(Dataset items)
• • • • •
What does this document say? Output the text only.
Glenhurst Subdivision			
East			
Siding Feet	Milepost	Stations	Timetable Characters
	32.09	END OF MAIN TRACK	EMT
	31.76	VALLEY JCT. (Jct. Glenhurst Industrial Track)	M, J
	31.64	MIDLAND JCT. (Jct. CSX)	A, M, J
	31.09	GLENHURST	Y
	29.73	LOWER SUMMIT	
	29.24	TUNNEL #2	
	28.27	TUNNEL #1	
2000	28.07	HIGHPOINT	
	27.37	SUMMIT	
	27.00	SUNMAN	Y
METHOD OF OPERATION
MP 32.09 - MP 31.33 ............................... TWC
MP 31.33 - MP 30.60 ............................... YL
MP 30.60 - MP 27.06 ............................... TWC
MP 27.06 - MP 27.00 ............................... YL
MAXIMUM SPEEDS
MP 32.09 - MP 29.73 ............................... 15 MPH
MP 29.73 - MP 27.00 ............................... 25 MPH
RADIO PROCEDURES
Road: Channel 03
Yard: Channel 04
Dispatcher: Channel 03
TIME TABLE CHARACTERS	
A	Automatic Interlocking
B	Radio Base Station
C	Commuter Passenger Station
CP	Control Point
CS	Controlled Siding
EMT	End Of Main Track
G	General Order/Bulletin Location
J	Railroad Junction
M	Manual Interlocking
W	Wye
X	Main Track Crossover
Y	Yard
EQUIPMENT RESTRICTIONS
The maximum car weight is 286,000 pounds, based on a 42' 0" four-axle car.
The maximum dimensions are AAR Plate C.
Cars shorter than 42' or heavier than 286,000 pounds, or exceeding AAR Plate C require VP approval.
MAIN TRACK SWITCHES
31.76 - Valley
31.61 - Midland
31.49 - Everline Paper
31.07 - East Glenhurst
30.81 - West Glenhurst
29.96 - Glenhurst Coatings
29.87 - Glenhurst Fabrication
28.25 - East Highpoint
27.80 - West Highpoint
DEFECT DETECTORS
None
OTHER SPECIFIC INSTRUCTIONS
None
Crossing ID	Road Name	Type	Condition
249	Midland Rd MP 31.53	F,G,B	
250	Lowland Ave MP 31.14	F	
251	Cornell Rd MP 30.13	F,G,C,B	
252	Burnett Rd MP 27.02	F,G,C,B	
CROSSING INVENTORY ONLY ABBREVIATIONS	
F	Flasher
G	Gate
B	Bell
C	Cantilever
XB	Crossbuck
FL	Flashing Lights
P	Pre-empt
• • • • •
SHORT EXERCISE
Transcribe the material above word for word.

FINAL ANSWER
What does this document say? Output the text only.
Glenhurst Subdivision			
East			
Siding Feet	Milepost	Stations	Timetable Characters
	32.09	END OF MAIN TRACK	EMT
	31.76	VALLEY JCT. (Jct. Glenhurst Industrial Track)	M, J
	31.64	MIDLAND JCT. (Jct. CSX)	A, M, J
	31.09	GLENHURST	Y
	29.73	LOWER SUMMIT	
	29.24	TUNNEL #2	
	28.27	TUNNEL #1	
2000	28.07	HIGHPOINT	
	27.37	SUMMIT	
	27.00	SUNMAN	Y
METHOD OF OPERATION
MP 32.09 - MP 31.33 ............................... TWC
MP 31.33 - MP 30.60 ............................... YL
MP 30.60 - MP 27.06 ............................... TWC
MP 27.06 - MP 27.00 ............................... YL
MAXIMUM SPEEDS
MP 32.09 - MP 29.73 ............................... 15 MPH
MP 29.73 - MP 27.00 ............................... 25 MPH
RADIO PROCEDURES
Road: Channel 03
Yard: Channel 04
Dispatcher: Channel 03
TIME TABLE CHARACTERS	
A	Automatic Interlocking
B	Radio Base Station
C	Commuter Passenger Station
CP	Control Point
CS	Controlled Siding
EMT	End Of Main Track
G	General Order/Bulletin Location
J	Railroad Junction
M	Manual Interlocking
W	Wye
X	Main Track Crossover
Y	Yard
EQUIPMENT RESTRICTIONS
The maximum car weight is 286,000 pounds, based on a 42' 0" four-axle car.
The maximum dimensions are AAR Plate C.
Cars shorter than 42' or heavier than 286,000 pounds, or exceeding AAR Plate C require VP approval.
MAIN TRACK SWITCHES
31.76 - Valley
31.61 - Midland
31.49 - Everline Paper
31.07 - East Glenhurst
30.81 - West Glenhurst
29.96 - Glenhurst Coatings
29.87 - Glenhurst Fabrication
28.25 - East Highpoint
27.80 - West Highpoint
DEFECT DETECTORS
None
OTHER SPECIFIC INSTRUCTIONS
None
Crossing ID	Road Name	Type	Condition
249	Midland Rd MP 31.53	F,G,B	
250	Lowland Ave MP 31.14	F	
251	Cornell Rd MP 30.13	F,G,C,B	
252	Burnett Rd MP 27.02	F,G,C,B	
CROSSING INVENTORY ONLY ABBREVIATIONS	
F	Flasher
G	Gate
B	Bell
C	Cantilever
XB	Crossbuck
FL	Flashing Lights
P	Pre-empt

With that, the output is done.